EXCERPT >>
Segment Open

Comparative artillery firing demonstrations have been part of Military Through the Ages at Jamestown Settlement for decades. 

            The artillery pieces fired by representative re-enactment units generally range from 17th century weapons to modern weapons currently employed by the Virginia Army National Guard.

            After a firing demonstration that featured at least a half-dozen rounds, the Virginia Army National Guard – 111th Field Artillery – secured their 105 mm howitzer and prepared to remove it from the demonstration field.

            As the guardsmen raised the trail of the artillery piece, they were joined by members of the Norfolk Light Artillery Blues, a Confederate artillery re-enactment unit. Together the Civil War unit and the National Guard artillerists rolled the modern howitzer from the demonstration field across a paved path to the VANG camp.

            The 111th Field Artillery of the Virginia National Guard traces its heritage back to the Norfolk Light Artillery Blues which was formed in 1829 as a state militia unit and a prestigious social club.

Segment Closed

[Page segmentation data]

Segment Open

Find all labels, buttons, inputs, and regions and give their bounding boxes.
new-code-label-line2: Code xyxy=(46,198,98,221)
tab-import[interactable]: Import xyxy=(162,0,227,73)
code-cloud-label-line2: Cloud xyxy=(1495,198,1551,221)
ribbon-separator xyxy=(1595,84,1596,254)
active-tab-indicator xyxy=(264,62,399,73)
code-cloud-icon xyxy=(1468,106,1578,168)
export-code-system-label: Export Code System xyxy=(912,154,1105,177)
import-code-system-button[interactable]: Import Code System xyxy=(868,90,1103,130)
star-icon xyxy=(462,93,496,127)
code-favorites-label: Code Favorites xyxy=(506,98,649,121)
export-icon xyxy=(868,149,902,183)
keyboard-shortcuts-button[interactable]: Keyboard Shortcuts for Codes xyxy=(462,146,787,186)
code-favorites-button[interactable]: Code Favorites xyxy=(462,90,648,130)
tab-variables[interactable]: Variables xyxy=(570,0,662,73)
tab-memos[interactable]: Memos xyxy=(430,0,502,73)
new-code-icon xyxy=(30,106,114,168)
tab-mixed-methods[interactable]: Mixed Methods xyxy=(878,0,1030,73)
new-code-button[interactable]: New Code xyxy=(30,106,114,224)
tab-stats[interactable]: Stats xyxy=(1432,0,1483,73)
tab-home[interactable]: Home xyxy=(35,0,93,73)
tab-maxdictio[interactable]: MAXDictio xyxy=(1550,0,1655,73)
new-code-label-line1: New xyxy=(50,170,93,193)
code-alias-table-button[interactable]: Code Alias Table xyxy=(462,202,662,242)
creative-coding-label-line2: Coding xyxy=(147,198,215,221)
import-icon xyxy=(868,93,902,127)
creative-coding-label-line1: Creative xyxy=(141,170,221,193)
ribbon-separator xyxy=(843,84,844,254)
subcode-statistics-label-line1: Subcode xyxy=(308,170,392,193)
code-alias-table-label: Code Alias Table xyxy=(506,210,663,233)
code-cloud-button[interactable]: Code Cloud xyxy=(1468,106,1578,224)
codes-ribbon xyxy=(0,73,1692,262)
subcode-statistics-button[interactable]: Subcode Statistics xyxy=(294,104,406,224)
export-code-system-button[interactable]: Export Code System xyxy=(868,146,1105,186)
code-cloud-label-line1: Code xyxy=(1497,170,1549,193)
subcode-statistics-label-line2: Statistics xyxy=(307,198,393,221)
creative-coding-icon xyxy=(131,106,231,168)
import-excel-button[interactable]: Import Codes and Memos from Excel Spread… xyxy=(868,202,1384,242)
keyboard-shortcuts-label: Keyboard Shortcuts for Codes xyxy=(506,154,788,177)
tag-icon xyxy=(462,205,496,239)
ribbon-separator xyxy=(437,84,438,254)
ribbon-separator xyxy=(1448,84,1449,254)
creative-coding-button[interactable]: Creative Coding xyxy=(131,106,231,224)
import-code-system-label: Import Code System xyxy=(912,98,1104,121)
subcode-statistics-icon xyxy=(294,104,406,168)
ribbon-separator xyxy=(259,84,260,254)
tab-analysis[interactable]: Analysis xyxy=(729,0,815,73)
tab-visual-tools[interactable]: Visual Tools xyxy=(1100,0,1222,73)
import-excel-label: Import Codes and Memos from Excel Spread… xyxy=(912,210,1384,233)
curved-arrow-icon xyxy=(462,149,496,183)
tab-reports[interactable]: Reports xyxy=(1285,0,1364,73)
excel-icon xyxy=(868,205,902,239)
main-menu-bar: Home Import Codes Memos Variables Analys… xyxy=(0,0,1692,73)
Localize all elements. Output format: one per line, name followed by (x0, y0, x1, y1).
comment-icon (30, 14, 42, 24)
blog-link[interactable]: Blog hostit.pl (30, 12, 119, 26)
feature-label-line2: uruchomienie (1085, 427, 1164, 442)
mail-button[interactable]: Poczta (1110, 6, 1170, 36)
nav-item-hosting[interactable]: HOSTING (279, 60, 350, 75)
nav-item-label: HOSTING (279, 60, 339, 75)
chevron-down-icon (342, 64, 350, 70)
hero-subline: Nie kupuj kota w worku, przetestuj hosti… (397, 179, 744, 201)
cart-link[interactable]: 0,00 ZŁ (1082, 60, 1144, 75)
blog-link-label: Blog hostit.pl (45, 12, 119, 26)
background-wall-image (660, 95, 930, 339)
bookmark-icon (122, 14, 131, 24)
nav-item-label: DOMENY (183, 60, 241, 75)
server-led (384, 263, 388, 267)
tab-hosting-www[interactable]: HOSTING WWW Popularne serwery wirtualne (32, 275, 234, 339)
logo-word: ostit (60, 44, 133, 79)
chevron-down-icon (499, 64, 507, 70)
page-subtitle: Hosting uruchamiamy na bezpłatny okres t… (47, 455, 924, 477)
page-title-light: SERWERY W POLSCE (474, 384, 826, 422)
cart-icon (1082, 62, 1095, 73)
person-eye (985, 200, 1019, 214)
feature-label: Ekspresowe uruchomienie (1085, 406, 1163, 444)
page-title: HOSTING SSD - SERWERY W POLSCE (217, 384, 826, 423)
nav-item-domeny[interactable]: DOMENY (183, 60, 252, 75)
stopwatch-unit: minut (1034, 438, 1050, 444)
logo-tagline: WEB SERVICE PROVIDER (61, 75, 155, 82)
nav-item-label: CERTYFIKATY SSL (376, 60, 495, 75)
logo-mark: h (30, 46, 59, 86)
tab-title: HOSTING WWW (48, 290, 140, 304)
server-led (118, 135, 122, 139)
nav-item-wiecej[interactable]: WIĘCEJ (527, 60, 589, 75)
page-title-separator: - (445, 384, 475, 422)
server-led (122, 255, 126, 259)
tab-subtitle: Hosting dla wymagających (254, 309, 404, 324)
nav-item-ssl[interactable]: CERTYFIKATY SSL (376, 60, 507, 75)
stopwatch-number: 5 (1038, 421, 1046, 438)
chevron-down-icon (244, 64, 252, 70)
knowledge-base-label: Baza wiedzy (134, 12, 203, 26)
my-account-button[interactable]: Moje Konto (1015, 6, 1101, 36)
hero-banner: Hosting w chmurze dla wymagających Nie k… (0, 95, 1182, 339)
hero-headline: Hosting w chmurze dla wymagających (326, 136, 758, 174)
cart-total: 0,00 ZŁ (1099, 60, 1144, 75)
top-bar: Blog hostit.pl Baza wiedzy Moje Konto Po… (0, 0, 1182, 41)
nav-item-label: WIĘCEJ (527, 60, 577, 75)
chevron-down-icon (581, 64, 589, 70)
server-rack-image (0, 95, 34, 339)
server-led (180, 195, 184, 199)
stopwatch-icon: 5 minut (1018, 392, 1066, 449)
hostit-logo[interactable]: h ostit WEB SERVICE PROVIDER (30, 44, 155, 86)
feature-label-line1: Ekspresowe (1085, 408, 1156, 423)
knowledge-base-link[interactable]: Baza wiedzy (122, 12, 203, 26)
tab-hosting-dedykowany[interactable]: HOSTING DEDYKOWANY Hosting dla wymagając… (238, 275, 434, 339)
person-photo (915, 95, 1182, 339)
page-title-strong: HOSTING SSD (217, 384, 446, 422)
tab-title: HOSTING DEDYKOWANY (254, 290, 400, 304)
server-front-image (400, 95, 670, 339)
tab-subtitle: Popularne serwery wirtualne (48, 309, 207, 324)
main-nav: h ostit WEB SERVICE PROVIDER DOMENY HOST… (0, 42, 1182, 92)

Segment Closed

EXERCISE >>
Reproduce the passage of the Jamestown artillery demonstration text from "After a firing" to "the VANG camp.", word for word. Nothing in the records is required here.

TASK OUTPUT >>
After a firing demonstration that featured at least a half-dozen rounds, the Virginia Army National Guard – 111th Field Artillery – secured their 105 mm howitzer and prepared to remove it from the demonstration field.

            As the guardsmen raised the trail of the artillery piece, they were joined by members of the Norfolk Light Artillery Blues, a Confederate artillery re-enactment unit. Together the Civil War unit and the National Guard artillerists rolled the modern howitzer from the demonstration field across a paved path to the VANG camp.